Extracted data:

....

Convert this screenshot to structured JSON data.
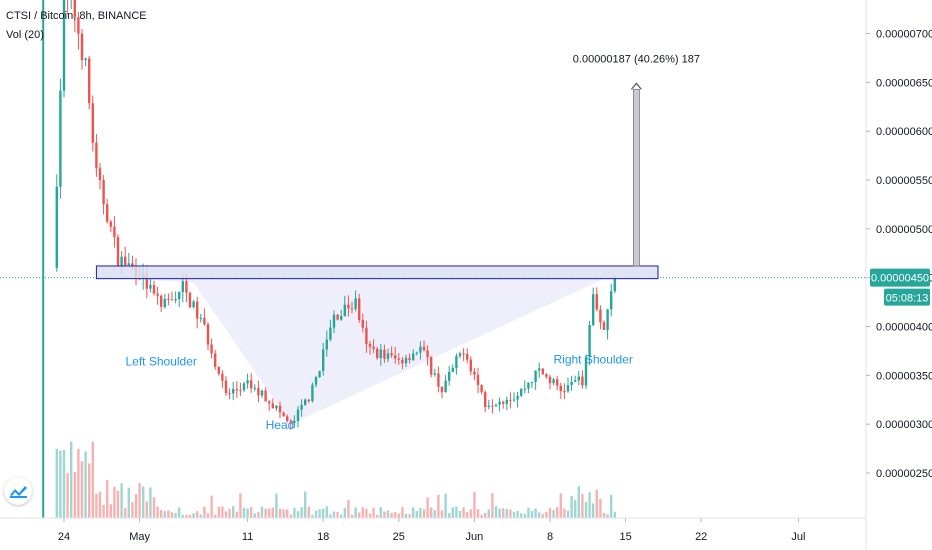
{
  "header": {
    "symbol_line": "CTSI / Bitcoin, 8h, BINANCE",
    "indicator_line": "Vol (20)"
  },
  "price_badge": {
    "value": "0.00000450",
    "countdown": "05:08:13",
    "color": "#26a69a"
  },
  "colors": {
    "up": "#26a69a",
    "down": "#ef5350",
    "zone_fill": "#dcdff0",
    "zone_stroke": "#1c1ca0",
    "pattern_fill": "#e8eafa",
    "label": "#2196f3"
  },
  "chart_data": {
    "type": "candlestick",
    "y_axis": {
      "ticks": [
        {
          "value": 700,
          "label": "0.00000700"
        },
        {
          "value": 650,
          "label": "0.00000650"
        },
        {
          "value": 600,
          "label": "0.00000600"
        },
        {
          "value": 550,
          "label": "0.00000550"
        },
        {
          "value": 500,
          "label": "0.00000500"
        },
        {
          "value": 450,
          "label": "0.00000450"
        },
        {
          "value": 400,
          "label": "0.00000400"
        },
        {
          "value": 350,
          "label": "0.00000350"
        },
        {
          "value": 300,
          "label": "0.00000300"
        },
        {
          "value": 250,
          "label": "0.00000250"
        }
      ],
      "unit": "satoshi"
    },
    "x_axis": {
      "ticks": [
        {
          "date": "2020-04-24",
          "label": "24"
        },
        {
          "date": "2020-05-01",
          "label": "May"
        },
        {
          "date": "2020-05-11",
          "label": "11"
        },
        {
          "date": "2020-05-18",
          "label": "18"
        },
        {
          "date": "2020-05-25",
          "label": "25"
        },
        {
          "date": "2020-06-01",
          "label": "Jun"
        },
        {
          "date": "2020-06-08",
          "label": "8"
        },
        {
          "date": "2020-06-15",
          "label": "15"
        },
        {
          "date": "2020-06-22",
          "label": "22"
        },
        {
          "date": "2020-07-01",
          "label": "Jul"
        }
      ]
    },
    "last_price": 450,
    "neckline_zone": {
      "from": 449,
      "to": 462,
      "start": "2020-04-27",
      "end": "2020-06-18"
    },
    "target_arrow": {
      "date": "2020-06-16",
      "from": 462,
      "to": 649,
      "label": "0.00000187 (40.26%) 187"
    },
    "annotations": [
      {
        "text": "Left Shoulder",
        "date": "2020-05-03",
        "price": 360
      },
      {
        "text": "Head",
        "date": "2020-05-14",
        "price": 295
      },
      {
        "text": "Right Shoulder",
        "date": "2020-06-12",
        "price": 362
      }
    ],
    "pattern_points": [
      {
        "date": "2020-04-29",
        "price": 450
      },
      {
        "date": "2020-05-06",
        "price": 445
      },
      {
        "date": "2020-05-15",
        "price": 300
      },
      {
        "date": "2020-06-13",
        "price": 449
      }
    ],
    "price_keys": [
      {
        "date": "2020-04-23",
        "price": 460
      },
      {
        "date": "2020-04-24",
        "price": 738
      },
      {
        "date": "2020-04-25",
        "price": 720
      },
      {
        "date": "2020-04-26",
        "price": 665
      },
      {
        "date": "2020-04-27",
        "price": 555
      },
      {
        "date": "2020-04-28",
        "price": 515
      },
      {
        "date": "2020-04-29",
        "price": 470
      },
      {
        "date": "2020-05-01",
        "price": 455
      },
      {
        "date": "2020-05-03",
        "price": 418
      },
      {
        "date": "2020-05-05",
        "price": 440
      },
      {
        "date": "2020-05-07",
        "price": 398
      },
      {
        "date": "2020-05-09",
        "price": 330
      },
      {
        "date": "2020-05-11",
        "price": 340
      },
      {
        "date": "2020-05-13",
        "price": 325
      },
      {
        "date": "2020-05-15",
        "price": 298
      },
      {
        "date": "2020-05-17",
        "price": 335
      },
      {
        "date": "2020-05-19",
        "price": 410
      },
      {
        "date": "2020-05-21",
        "price": 425
      },
      {
        "date": "2020-05-22",
        "price": 378
      },
      {
        "date": "2020-05-25",
        "price": 365
      },
      {
        "date": "2020-05-27",
        "price": 378
      },
      {
        "date": "2020-05-29",
        "price": 335
      },
      {
        "date": "2020-05-31",
        "price": 378
      },
      {
        "date": "2020-06-02",
        "price": 322
      },
      {
        "date": "2020-06-05",
        "price": 330
      },
      {
        "date": "2020-06-07",
        "price": 355
      },
      {
        "date": "2020-06-09",
        "price": 335
      },
      {
        "date": "2020-06-11",
        "price": 345
      },
      {
        "date": "2020-06-12",
        "price": 432
      },
      {
        "date": "2020-06-13",
        "price": 398
      },
      {
        "date": "2020-06-14",
        "price": 450
      }
    ]
  }
}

....

What you will do: Print every entry exactly as written, without the pictures.

Reply:
Convert this screenshot to structured JSON data.
{
  "header": {
    "symbol_line": "CTSI / Bitcoin, 8h, BINANCE",
    "indicator_line": "Vol (20)"
  },
  "price_badge": {
    "value": "0.00000450",
    "countdown": "05:08:13",
    "color": "#26a69a"
  },
  "colors": {
    "up": "#26a69a",
    "down": "#ef5350",
    "zone_fill": "#dcdff0",
    "zone_stroke": "#1c1ca0",
    "pattern_fill": "#e8eafa",
    "label": "#2196f3"
  },
  "chart_data": {
    "type": "candlestick",
    "y_axis": {
      "ticks": [
        {
          "value": 700,
          "label": "0.00000700"
        },
        {
          "value": 650,
          "label": "0.00000650"
        },
        {
          "value": 600,
          "label": "0.00000600"
        },
        {
          "value": 550,
          "label": "0.00000550"
        },
        {
          "value": 500,
          "label": "0.00000500"
        },
        {
          "value": 450,
          "label": "0.00000450"
        },
        {
          "value": 400,
          "label": "0.00000400"
        },
        {
          "value": 350,
          "label": "0.00000350"
        },
        {
          "value": 300,
          "label": "0.00000300"
        },
        {
          "value": 250,
          "label": "0.00000250"
        }
      ],
      "unit": "satoshi"
    },
    "x_axis": {
      "ticks": [
        {
          "date": "2020-04-24",
          "label": "24"
        },
        {
          "date": "2020-05-01",
          "label": "May"
        },
        {
          "date": "2020-05-11",
          "label": "11"
        },
        {
          "date": "2020-05-18",
          "label": "18"
        },
        {
          "date": "2020-05-25",
          "label": "25"
        },
        {
          "date": "2020-06-01",
          "label": "Jun"
        },
        {
          "date": "2020-06-08",
          "label": "8"
        },
        {
          "date": "2020-06-15",
          "label": "15"
        },
        {
          "date": "2020-06-22",
          "label": "22"
        },
        {
          "date": "2020-07-01",
          "label": "Jul"
        }
      ]
    },
    "last_price": 450,
    "neckline_zone": {
      "from": 449,
      "to": 462,
      "start": "2020-04-27",
      "end": "2020-06-18"
    },
    "target_arrow": {
      "date": "2020-06-16",
      "from": 462,
      "to": 649,
      "label": "0.00000187 (40.26%) 187"
    },
    "annotations": [
      {
        "text": "Left Shoulder",
        "date": "2020-05-03",
        "price": 360
      },
      {
        "text": "Head",
        "date": "2020-05-14",
        "price": 295
      },
      {
        "text": "Right Shoulder",
        "date": "2020-06-12",
        "price": 362
      }
    ],
    "pattern_points": [
      {
        "date": "2020-04-29",
        "price": 450
      },
      {
        "date": "2020-05-06",
        "price": 445
      },
      {
        "date": "2020-05-15",
        "price": 300
      },
      {
        "date": "2020-06-13",
        "price": 449
      }
    ],
    "price_keys": [
      {
        "date": "2020-04-23",
        "price": 460
      },
      {
        "date": "2020-04-24",
        "price": 738
      },
      {
        "date": "2020-04-25",
        "price": 720
      },
      {
        "date": "2020-04-26",
        "price": 665
      },
      {
        "date": "2020-04-27",
        "price": 555
      },
      {
        "date": "2020-04-28",
        "price": 515
      },
      {
        "date": "2020-04-29",
        "price": 470
      },
      {
        "date": "2020-05-01",
        "price": 455
      },
      {
        "date": "2020-05-03",
        "price": 418
      },
      {
        "date": "2020-05-05",
        "price": 440
      },
      {
        "date": "2020-05-07",
        "price": 398
      },
      {
        "date": "2020-05-09",
        "price": 330
      },
      {
        "date": "2020-05-11",
        "price": 340
      },
      {
        "date": "2020-05-13",
        "price": 325
      },
      {
        "date": "2020-05-15",
        "price": 298
      },
      {
        "date": "2020-05-17",
        "price": 335
      },
      {
        "date": "2020-05-19",
        "price": 410
      },
      {
        "date": "2020-05-21",
        "price": 425
      },
      {
        "date": "2020-05-22",
        "price": 378
      },
      {
        "date": "2020-05-25",
        "price": 365
      },
      {
        "date": "2020-05-27",
        "price": 378
      },
      {
        "date": "2020-05-29",
        "price": 335
      },
      {
        "date": "2020-05-31",
        "price": 378
      },
      {
        "date": "2020-06-02",
        "price": 322
      },
      {
        "date": "2020-06-05",
        "price": 330
      },
      {
        "date": "2020-06-07",
        "price": 355
      },
      {
        "date": "2020-06-09",
        "price": 335
      },
      {
        "date": "2020-06-11",
        "price": 345
      },
      {
        "date": "2020-06-12",
        "price": 432
      },
      {
        "date": "2020-06-13",
        "price": 398
      },
      {
        "date": "2020-06-14",
        "price": 450
      }
    ]
  }
}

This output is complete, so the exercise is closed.